## Start EXTRACTED MATERIAL

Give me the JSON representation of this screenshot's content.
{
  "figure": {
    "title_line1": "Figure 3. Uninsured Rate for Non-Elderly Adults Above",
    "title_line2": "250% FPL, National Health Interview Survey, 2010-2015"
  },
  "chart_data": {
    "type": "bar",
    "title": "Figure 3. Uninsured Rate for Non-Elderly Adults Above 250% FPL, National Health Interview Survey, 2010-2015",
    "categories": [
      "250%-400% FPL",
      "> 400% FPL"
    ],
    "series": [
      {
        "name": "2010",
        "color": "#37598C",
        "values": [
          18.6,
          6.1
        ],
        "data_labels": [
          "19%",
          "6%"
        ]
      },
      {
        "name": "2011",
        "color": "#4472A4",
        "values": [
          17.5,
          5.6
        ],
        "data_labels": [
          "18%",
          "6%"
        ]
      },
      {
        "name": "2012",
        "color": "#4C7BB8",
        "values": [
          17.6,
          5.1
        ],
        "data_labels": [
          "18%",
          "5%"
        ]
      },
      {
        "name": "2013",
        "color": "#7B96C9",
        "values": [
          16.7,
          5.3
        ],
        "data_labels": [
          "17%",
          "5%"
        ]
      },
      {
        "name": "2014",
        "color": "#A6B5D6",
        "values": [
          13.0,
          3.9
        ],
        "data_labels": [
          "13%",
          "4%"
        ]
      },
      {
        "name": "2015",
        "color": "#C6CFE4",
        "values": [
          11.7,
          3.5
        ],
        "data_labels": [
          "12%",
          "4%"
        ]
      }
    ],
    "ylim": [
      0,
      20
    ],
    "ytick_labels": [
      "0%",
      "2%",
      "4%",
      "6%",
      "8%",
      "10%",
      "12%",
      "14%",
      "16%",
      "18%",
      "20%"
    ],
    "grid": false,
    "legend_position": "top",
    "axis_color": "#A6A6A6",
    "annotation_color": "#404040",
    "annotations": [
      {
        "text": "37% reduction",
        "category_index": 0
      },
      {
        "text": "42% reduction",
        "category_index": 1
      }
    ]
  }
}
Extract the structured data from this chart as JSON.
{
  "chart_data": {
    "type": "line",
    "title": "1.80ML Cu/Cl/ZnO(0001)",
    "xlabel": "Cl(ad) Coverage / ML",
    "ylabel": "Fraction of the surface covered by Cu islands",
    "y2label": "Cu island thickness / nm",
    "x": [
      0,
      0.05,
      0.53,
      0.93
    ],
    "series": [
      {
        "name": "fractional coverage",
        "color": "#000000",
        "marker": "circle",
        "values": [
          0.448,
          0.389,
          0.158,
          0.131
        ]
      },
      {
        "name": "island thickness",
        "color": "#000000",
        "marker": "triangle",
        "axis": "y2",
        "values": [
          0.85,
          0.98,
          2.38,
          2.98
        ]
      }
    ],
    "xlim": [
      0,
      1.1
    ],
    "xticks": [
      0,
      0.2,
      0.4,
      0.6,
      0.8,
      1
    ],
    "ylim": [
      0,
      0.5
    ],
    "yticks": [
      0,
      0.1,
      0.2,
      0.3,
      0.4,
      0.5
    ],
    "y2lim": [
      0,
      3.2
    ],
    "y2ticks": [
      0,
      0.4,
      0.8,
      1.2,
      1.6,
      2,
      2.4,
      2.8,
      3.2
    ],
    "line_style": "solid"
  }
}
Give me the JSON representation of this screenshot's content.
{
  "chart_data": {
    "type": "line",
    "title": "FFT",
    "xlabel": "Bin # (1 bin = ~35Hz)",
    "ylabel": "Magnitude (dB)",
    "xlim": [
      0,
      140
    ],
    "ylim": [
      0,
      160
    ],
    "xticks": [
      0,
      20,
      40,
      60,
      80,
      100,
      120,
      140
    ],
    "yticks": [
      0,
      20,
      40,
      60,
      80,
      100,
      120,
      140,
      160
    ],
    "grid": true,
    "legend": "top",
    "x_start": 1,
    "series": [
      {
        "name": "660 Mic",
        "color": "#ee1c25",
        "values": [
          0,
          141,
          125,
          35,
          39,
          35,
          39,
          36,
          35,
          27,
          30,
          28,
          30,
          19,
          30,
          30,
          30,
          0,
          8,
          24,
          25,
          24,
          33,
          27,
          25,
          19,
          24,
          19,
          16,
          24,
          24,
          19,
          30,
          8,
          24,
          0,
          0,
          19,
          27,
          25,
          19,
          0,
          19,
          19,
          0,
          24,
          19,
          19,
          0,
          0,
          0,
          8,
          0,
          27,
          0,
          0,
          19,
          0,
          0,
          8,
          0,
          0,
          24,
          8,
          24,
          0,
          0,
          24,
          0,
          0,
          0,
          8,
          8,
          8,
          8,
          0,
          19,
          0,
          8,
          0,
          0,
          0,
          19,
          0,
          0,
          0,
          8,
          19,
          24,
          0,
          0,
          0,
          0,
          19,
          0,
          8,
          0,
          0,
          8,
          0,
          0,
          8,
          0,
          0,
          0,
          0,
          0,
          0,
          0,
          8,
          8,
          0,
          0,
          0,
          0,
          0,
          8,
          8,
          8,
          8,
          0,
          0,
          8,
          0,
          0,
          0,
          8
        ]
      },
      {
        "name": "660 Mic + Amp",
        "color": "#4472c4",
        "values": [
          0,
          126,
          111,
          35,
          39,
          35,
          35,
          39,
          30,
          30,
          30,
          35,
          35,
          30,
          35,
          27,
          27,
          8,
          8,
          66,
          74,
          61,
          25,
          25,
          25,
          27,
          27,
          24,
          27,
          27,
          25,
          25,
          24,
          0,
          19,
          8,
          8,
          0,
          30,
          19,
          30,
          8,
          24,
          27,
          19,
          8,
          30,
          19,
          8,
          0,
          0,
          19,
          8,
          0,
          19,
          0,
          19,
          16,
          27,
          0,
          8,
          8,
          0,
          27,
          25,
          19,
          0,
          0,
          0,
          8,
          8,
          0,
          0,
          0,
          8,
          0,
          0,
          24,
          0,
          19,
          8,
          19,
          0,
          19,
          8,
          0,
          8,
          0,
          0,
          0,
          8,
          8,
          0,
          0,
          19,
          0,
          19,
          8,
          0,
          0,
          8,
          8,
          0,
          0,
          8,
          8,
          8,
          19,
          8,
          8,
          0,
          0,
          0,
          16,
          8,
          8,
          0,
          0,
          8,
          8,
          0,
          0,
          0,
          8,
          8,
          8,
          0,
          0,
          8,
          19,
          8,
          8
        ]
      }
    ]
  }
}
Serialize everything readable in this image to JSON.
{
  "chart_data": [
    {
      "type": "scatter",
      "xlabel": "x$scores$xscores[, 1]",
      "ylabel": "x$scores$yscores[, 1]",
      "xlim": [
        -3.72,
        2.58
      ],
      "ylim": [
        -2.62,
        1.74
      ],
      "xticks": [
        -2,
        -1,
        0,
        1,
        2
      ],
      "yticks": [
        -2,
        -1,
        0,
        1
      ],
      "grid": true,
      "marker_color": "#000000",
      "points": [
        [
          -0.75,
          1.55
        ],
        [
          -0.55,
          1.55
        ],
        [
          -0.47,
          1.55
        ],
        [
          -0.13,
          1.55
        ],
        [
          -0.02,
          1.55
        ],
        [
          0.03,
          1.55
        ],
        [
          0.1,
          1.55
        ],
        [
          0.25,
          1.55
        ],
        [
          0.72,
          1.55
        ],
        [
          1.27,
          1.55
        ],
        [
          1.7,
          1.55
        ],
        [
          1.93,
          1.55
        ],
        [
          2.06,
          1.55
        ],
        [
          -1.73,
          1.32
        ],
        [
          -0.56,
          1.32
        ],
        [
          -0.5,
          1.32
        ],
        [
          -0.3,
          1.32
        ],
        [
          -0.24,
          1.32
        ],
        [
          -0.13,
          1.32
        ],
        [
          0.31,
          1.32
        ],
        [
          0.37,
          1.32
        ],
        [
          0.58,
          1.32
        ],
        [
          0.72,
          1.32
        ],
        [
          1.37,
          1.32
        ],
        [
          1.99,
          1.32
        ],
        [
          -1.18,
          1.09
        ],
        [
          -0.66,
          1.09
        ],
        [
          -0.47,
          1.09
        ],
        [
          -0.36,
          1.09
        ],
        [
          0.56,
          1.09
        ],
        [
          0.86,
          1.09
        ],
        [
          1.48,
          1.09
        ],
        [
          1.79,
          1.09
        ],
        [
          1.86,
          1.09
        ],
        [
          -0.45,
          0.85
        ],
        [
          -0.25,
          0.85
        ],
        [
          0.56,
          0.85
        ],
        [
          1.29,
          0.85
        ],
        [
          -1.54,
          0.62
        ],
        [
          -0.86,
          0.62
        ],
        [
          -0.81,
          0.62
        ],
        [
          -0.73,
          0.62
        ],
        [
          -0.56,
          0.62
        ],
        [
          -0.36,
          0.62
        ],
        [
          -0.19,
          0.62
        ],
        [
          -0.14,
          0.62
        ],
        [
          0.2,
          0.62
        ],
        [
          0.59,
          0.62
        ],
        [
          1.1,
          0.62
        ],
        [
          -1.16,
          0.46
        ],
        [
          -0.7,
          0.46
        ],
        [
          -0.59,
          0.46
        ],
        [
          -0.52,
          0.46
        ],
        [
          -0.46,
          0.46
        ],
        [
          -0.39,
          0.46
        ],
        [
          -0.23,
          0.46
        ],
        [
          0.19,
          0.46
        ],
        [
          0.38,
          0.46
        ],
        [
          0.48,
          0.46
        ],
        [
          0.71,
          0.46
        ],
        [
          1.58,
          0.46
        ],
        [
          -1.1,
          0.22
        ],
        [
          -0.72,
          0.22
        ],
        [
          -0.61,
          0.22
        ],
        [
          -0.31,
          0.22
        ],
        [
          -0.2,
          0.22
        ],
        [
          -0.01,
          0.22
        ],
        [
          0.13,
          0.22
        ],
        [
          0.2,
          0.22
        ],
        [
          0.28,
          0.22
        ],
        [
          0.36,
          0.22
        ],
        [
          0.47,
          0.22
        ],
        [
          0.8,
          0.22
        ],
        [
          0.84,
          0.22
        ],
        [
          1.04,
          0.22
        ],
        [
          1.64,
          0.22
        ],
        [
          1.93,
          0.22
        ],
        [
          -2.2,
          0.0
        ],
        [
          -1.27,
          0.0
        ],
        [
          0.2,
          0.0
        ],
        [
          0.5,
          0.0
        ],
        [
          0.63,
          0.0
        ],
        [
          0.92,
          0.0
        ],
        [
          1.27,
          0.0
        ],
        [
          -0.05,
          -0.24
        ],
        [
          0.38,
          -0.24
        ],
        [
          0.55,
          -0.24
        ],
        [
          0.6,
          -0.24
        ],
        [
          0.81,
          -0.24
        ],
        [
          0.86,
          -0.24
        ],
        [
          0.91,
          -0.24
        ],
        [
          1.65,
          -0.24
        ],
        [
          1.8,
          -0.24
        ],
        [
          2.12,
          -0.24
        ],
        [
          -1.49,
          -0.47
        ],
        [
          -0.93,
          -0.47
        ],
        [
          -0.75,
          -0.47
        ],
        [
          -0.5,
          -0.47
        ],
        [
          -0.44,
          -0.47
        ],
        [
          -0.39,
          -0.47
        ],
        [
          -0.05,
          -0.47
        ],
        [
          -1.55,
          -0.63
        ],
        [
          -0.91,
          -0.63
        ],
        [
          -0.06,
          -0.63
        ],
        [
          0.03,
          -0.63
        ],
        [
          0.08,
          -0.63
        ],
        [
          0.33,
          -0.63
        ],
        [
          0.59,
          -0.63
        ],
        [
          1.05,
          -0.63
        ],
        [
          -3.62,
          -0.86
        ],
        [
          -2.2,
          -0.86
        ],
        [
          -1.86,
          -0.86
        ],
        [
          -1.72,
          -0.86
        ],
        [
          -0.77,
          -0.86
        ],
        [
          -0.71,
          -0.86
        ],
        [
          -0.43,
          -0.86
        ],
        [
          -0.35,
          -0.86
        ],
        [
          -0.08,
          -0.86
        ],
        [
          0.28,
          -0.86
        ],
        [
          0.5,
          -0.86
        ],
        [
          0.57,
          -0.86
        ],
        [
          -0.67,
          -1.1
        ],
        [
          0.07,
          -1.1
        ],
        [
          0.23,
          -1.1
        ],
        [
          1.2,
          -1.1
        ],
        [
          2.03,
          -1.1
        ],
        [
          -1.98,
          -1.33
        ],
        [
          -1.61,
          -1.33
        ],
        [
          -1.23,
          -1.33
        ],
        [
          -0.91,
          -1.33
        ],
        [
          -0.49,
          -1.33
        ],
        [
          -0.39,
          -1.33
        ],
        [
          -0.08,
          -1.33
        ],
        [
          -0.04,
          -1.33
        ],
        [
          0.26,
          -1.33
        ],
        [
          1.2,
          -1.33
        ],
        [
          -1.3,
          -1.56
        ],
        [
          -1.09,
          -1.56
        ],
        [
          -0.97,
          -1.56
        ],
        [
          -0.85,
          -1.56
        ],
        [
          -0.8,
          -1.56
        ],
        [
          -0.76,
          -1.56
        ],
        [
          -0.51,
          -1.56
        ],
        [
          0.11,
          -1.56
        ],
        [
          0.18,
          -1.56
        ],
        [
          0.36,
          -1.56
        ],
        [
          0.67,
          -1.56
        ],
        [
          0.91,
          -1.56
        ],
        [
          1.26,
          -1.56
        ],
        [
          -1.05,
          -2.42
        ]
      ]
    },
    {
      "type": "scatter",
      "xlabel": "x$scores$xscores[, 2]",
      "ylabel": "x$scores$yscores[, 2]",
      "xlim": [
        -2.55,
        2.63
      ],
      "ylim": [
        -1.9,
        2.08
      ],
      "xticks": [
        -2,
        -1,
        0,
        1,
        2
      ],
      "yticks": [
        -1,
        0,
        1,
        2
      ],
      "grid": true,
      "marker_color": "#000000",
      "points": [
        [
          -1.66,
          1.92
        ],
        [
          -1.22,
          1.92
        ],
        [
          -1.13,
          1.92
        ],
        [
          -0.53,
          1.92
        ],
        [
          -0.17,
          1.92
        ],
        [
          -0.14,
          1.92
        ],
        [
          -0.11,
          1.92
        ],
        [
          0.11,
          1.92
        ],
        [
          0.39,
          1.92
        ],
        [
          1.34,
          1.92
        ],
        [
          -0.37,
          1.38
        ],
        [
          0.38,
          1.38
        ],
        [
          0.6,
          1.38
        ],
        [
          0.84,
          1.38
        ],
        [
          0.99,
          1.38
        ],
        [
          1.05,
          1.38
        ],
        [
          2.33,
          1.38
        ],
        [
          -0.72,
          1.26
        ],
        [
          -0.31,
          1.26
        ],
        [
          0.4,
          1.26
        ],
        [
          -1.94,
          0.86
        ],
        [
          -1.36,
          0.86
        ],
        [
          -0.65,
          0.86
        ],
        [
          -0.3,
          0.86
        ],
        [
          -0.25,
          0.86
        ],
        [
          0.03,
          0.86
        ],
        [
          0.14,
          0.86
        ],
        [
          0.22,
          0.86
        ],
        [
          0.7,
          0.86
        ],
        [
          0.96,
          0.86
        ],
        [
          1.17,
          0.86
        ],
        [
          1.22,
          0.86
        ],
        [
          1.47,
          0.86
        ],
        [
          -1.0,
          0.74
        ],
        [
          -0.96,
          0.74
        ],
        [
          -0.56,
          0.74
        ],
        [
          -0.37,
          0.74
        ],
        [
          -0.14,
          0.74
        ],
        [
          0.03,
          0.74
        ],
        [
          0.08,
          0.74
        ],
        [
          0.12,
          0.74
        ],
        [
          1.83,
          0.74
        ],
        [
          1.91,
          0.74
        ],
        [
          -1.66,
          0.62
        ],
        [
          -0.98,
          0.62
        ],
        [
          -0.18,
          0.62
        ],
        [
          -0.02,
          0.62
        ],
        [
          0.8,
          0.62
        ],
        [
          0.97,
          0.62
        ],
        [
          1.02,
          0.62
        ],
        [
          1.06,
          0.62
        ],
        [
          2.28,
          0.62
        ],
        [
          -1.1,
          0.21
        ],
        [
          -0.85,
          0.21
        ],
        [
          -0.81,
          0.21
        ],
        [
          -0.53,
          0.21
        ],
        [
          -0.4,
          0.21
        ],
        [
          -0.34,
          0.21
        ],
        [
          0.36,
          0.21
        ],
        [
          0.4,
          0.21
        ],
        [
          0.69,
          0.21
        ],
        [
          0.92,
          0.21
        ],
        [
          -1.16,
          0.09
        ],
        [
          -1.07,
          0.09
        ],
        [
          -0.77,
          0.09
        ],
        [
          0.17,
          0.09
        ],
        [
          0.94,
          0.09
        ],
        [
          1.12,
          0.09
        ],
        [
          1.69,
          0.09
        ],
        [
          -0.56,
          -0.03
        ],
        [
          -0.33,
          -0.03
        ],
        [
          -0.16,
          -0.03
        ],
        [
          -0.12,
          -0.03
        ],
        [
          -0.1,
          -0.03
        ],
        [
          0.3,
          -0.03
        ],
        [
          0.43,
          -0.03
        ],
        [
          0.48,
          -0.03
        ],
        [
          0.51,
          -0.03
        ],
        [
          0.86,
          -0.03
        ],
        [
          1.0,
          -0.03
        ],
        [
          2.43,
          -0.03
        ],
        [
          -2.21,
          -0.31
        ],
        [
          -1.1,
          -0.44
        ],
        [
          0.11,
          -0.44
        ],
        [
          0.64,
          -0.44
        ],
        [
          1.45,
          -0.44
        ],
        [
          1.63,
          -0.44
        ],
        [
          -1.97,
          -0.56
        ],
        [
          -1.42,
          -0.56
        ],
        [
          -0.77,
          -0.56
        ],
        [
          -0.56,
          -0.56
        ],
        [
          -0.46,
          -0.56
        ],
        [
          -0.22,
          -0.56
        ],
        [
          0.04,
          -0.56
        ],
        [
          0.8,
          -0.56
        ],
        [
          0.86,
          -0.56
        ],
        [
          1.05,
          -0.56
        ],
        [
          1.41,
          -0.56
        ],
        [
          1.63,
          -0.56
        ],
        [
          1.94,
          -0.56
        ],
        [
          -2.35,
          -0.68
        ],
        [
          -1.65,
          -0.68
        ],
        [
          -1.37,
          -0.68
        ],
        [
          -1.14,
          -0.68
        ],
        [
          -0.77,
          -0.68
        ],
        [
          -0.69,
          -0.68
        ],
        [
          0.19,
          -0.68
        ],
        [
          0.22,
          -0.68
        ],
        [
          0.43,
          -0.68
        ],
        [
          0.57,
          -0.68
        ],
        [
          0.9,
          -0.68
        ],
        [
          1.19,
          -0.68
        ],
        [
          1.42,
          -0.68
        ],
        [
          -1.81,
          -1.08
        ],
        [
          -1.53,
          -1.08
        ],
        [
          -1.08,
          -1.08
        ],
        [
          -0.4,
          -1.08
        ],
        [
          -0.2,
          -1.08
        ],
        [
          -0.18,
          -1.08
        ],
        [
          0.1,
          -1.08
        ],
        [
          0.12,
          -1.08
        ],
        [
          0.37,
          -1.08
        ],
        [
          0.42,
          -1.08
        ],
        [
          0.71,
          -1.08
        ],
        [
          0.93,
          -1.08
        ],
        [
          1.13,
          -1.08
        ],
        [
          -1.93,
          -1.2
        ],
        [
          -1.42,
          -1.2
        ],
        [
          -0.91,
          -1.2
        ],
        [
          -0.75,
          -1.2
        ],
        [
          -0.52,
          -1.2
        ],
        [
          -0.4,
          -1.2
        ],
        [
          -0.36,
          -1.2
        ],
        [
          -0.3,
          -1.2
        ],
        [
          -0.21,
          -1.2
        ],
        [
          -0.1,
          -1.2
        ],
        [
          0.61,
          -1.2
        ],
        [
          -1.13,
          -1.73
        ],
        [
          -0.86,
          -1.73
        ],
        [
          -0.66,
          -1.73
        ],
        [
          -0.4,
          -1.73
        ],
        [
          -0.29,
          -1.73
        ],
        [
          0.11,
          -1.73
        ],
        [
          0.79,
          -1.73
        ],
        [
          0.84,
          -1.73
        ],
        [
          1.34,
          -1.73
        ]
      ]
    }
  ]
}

## End EXTRACTED MATERIAL

EXERCISE DESCRIPTION - Reproduce each line of the material containing the word "reduction".

WRITTEN REPLY -
        "text": "37% reduction",
        "text": "42% reduction",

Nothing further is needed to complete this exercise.